▶ **Exercise**
What you return must match the listing below word for word.

▶ **Records for the task**
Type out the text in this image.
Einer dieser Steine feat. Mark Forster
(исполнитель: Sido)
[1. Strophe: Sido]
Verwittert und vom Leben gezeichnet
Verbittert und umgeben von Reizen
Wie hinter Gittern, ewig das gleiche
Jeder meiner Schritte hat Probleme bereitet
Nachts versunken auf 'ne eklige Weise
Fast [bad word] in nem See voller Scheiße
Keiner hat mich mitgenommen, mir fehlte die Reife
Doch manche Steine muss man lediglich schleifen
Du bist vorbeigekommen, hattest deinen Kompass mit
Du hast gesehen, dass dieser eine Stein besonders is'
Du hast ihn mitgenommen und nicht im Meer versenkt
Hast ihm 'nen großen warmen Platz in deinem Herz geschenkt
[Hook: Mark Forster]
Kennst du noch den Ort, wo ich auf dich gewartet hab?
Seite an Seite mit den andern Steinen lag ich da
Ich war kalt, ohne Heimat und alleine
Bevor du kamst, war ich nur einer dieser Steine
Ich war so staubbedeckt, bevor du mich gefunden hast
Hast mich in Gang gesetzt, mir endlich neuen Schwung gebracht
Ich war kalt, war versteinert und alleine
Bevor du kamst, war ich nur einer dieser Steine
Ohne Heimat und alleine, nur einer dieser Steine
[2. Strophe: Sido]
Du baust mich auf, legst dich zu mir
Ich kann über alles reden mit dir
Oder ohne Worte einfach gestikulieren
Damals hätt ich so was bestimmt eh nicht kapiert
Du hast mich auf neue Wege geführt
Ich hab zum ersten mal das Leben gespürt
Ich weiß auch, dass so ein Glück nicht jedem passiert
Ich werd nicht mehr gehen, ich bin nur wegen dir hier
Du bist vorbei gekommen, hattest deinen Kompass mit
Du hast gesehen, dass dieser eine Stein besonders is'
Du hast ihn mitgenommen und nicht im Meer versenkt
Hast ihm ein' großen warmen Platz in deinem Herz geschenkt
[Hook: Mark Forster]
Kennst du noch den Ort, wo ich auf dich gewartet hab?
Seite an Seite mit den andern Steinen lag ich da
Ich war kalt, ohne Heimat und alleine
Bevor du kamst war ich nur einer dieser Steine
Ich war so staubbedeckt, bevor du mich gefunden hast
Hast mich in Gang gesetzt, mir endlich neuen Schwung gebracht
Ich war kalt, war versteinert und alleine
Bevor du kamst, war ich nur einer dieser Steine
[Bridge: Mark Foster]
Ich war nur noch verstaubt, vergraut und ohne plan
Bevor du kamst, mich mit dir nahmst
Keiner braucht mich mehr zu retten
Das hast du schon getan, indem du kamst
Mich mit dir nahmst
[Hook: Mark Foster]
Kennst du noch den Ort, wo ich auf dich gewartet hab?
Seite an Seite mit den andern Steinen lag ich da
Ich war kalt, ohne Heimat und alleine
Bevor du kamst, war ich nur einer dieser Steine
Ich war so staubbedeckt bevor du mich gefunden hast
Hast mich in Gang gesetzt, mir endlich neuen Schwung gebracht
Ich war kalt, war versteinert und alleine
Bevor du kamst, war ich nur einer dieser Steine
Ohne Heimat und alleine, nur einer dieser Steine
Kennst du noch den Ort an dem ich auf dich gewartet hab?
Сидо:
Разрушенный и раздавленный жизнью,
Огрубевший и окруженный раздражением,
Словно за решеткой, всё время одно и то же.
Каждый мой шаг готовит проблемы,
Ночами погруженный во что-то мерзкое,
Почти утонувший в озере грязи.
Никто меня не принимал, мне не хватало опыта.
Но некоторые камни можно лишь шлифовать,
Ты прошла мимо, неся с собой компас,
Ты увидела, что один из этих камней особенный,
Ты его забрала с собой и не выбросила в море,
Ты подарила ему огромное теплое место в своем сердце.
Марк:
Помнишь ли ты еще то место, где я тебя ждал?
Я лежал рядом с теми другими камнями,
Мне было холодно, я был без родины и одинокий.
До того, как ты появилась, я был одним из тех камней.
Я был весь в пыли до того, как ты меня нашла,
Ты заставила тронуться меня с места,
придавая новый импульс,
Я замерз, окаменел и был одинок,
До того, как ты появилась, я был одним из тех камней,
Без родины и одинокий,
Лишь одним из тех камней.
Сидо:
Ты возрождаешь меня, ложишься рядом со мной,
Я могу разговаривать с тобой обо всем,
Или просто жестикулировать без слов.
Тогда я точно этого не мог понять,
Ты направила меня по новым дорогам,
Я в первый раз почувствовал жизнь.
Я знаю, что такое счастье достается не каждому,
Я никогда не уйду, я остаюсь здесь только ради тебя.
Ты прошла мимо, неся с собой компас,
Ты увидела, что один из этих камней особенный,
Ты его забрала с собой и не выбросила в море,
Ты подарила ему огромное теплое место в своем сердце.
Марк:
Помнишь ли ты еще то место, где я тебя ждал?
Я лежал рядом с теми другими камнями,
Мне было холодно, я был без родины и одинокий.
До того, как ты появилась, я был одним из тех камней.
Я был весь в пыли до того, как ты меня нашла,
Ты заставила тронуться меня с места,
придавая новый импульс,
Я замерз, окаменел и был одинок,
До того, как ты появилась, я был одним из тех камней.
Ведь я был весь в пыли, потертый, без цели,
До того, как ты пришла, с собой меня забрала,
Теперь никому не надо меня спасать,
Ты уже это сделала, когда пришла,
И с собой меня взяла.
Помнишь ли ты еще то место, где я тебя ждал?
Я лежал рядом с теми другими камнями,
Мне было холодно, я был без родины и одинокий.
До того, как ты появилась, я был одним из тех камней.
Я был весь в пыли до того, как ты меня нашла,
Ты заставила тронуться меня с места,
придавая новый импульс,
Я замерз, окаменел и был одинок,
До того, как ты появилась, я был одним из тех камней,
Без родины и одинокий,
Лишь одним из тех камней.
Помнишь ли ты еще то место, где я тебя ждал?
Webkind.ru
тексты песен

▶ **Written solution**
Type out the text in this image.
Einer dieser Steine feat. Mark Forster
(исполнитель: Sido)
[1. Strophe: Sido]
Verwittert und vom Leben gezeichnet
Verbittert und umgeben von Reizen
Wie hinter Gittern, ewig das gleiche
Jeder meiner Schritte hat Probleme bereitet
Nachts versunken auf 'ne eklige Weise
Fast [bad word] in nem See voller Scheiße
Keiner hat mich mitgenommen, mir fehlte die Reife
Doch manche Steine muss man lediglich schleifen
Du bist vorbeigekommen, hattest deinen Kompass mit
Du hast gesehen, dass dieser eine Stein besonders is'
Du hast ihn mitgenommen und nicht im Meer versenkt
Hast ihm 'nen großen warmen Platz in deinem Herz geschenkt
[Hook: Mark Forster]
Kennst du noch den Ort, wo ich auf dich gewartet hab?
Seite an Seite mit den andern Steinen lag ich da
Ich war kalt, ohne Heimat und alleine
Bevor du kamst, war ich nur einer dieser Steine
Ich war so staubbedeckt, bevor du mich gefunden hast
Hast mich in Gang gesetzt, mir endlich neuen Schwung gebracht
Ich war kalt, war versteinert und alleine
Bevor du kamst, war ich nur einer dieser Steine
Ohne Heimat und alleine, nur einer dieser Steine
[2. Strophe: Sido]
Du baust mich auf, legst dich zu mir
Ich kann über alles reden mit dir
Oder ohne Worte einfach gestikulieren
Damals hätt ich so was bestimmt eh nicht kapiert
Du hast mich auf neue Wege geführt
Ich hab zum ersten mal das Leben gespürt
Ich weiß auch, dass so ein Glück nicht jedem passiert
Ich werd nicht mehr gehen, ich bin nur wegen dir hier
Du bist vorbei gekommen, hattest deinen Kompass mit
Du hast gesehen, dass dieser eine Stein besonders is'
Du hast ihn mitgenommen und nicht im Meer versenkt
Hast ihm ein' großen warmen Platz in deinem Herz geschenkt
[Hook: Mark Forster]
Kennst du noch den Ort, wo ich auf dich gewartet hab?
Seite an Seite mit den andern Steinen lag ich da
Ich war kalt, ohne Heimat und alleine
Bevor du kamst war ich nur einer dieser Steine
Ich war so staubbedeckt, bevor du mich gefunden hast
Hast mich in Gang gesetzt, mir endlich neuen Schwung gebracht
Ich war kalt, war versteinert und alleine
Bevor du kamst, war ich nur einer dieser Steine
[Bridge: Mark Foster]
Ich war nur noch verstaubt, vergraut und ohne plan
Bevor du kamst, mich mit dir nahmst
Keiner braucht mich mehr zu retten
Das hast du schon getan, indem du kamst
Mich mit dir nahmst
[Hook: Mark Foster]
Kennst du noch den Ort, wo ich auf dich gewartet hab?
Seite an Seite mit den andern Steinen lag ich da
Ich war kalt, ohne Heimat und alleine
Bevor du kamst, war ich nur einer dieser Steine
Ich war so staubbedeckt bevor du mich gefunden hast
Hast mich in Gang gesetzt, mir endlich neuen Schwung gebracht
Ich war kalt, war versteinert und alleine
Bevor du kamst, war ich nur einer dieser Steine
Ohne Heimat und alleine, nur einer dieser Steine
Kennst du noch den Ort an dem ich auf dich gewartet hab?
Сидо:
Разрушенный и раздавленный жизнью,
Огрубевший и окруженный раздражением,
Словно за решеткой, всё время одно и то же.
Каждый мой шаг готовит проблемы,
Ночами погруженный во что-то мерзкое,
Почти утонувший в озере грязи.
Никто меня не принимал, мне не хватало опыта.
Но некоторые камни можно лишь шлифовать,
Ты прошла мимо, неся с собой компас,
Ты увидела, что один из этих камней особенный,
Ты его забрала с собой и не выбросила в море,
Ты подарила ему огромное теплое место в своем сердце.
Марк:
Помнишь ли ты еще то место, где я тебя ждал?
Я лежал рядом с теми другими камнями,
Мне было холодно, я был без родины и одинокий.
До того, как ты появилась, я был одним из тех камней.
Я был весь в пыли до того, как ты меня нашла,
Ты заставила тронуться меня с места,
придавая новый импульс,
Я замерз, окаменел и был одинок,
До того, как ты появилась, я был одним из тех камней,
Без родины и одинокий,
Лишь одним из тех камней.
Сидо:
Ты возрождаешь меня, ложишься рядом со мной,
Я могу разговаривать с тобой обо всем,
Или просто жестикулировать без слов.
Тогда я точно этого не мог понять,
Ты направила меня по новым дорогам,
Я в первый раз почувствовал жизнь.
Я знаю, что такое счастье достается не каждому,
Я никогда не уйду, я остаюсь здесь только ради тебя.
Ты прошла мимо, неся с собой компас,
Ты увидела, что один из этих камней особенный,
Ты его забрала с собой и не выбросила в море,
Ты подарила ему огромное теплое место в своем сердце.
Марк:
Помнишь ли ты еще то место, где я тебя ждал?
Я лежал рядом с теми другими камнями,
Мне было холодно, я был без родины и одинокий.
До того, как ты появилась, я был одним из тех камней.
Я был весь в пыли до того, как ты меня нашла,
Ты заставила тронуться меня с места,
придавая новый импульс,
Я замерз, окаменел и был одинок,
До того, как ты появилась, я был одним из тех камней.
Ведь я был весь в пыли, потертый, без цели,
До того, как ты пришла, с собой меня забрала,
Теперь никому не надо меня спасать,
Ты уже это сделала, когда пришла,
И с собой меня взяла.
Помнишь ли ты еще то место, где я тебя ждал?
Я лежал рядом с теми другими камнями,
Мне было холодно, я был без родины и одинокий.
До того, как ты появилась, я был одним из тех камней.
Я был весь в пыли до того, как ты меня нашла,
Ты заставила тронуться меня с места,
придавая новый импульс,
Я замерз, окаменел и был одинок,
До того, как ты появилась, я был одним из тех камней,
Без родины и одинокий,
Лишь одним из тех камней.
Помнишь ли ты еще то место, где я тебя ждал?
Webkind.ru
тексты песен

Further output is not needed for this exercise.